## Short exercise:
Extract each line of the data and write it out again exactly.

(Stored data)
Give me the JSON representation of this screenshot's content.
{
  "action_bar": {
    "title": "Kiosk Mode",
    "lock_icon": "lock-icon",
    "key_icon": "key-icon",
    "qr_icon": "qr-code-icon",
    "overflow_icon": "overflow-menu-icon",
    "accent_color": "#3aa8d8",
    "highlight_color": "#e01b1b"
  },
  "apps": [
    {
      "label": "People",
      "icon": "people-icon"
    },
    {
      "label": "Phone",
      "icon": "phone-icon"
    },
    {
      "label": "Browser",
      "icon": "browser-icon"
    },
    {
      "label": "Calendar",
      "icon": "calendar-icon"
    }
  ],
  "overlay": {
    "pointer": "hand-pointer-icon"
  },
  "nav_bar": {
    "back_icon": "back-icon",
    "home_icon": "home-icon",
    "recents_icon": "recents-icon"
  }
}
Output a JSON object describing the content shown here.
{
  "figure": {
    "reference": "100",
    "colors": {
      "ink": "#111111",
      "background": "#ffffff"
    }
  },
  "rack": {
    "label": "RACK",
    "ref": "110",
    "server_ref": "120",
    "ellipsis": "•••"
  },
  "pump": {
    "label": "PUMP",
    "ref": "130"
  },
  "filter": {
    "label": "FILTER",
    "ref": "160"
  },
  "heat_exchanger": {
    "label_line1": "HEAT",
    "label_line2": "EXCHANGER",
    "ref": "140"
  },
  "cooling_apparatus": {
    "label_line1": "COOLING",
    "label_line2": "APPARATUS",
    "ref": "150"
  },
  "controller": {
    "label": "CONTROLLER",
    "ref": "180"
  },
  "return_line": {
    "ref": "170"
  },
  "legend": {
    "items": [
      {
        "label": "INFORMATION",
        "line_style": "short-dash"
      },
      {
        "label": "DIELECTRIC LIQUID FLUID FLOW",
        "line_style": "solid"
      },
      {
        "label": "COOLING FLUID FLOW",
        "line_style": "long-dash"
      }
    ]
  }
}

## Response:
Give me the JSON representation of this screenshot's content.
{
  "action_bar": {
    "title": "Kiosk Mode",
    "lock_icon": "lock-icon",
    "key_icon": "key-icon",
    "qr_icon": "qr-code-icon",
    "overflow_icon": "overflow-menu-icon",
    "accent_color": "#3aa8d8",
    "highlight_color": "#e01b1b"
  },
  "apps": [
    {
      "label": "People",
      "icon": "people-icon"
    },
    {
      "label": "Phone",
      "icon": "phone-icon"
    },
    {
      "label": "Browser",
      "icon": "browser-icon"
    },
    {
      "label": "Calendar",
      "icon": "calendar-icon"
    }
  ],
  "overlay": {
    "pointer": "hand-pointer-icon"
  },
  "nav_bar": {
    "back_icon": "back-icon",
    "home_icon": "home-icon",
    "recents_icon": "recents-icon"
  }
}
Output a JSON object describing the content shown here.
{
  "figure": {
    "reference": "100",
    "colors": {
      "ink": "#111111",
      "background": "#ffffff"
    }
  },
  "rack": {
    "label": "RACK",
    "ref": "110",
    "server_ref": "120",
    "ellipsis": "•••"
  },
  "pump": {
    "label": "PUMP",
    "ref": "130"
  },
  "filter": {
    "label": "FILTER",
    "ref": "160"
  },
  "heat_exchanger": {
    "label_line1": "HEAT",
    "label_line2": "EXCHANGER",
    "ref": "140"
  },
  "cooling_apparatus": {
    "label_line1": "COOLING",
    "label_line2": "APPARATUS",
    "ref": "150"
  },
  "controller": {
    "label": "CONTROLLER",
    "ref": "180"
  },
  "return_line": {
    "ref": "170"
  },
  "legend": {
    "items": [
      {
        "label": "INFORMATION",
        "line_style": "short-dash"
      },
      {
        "label": "DIELECTRIC LIQUID FLUID FLOW",
        "line_style": "solid"
      },
      {
        "label": "COOLING FLUID FLOW",
        "line_style": "long-dash"
      }
    ]
  }
}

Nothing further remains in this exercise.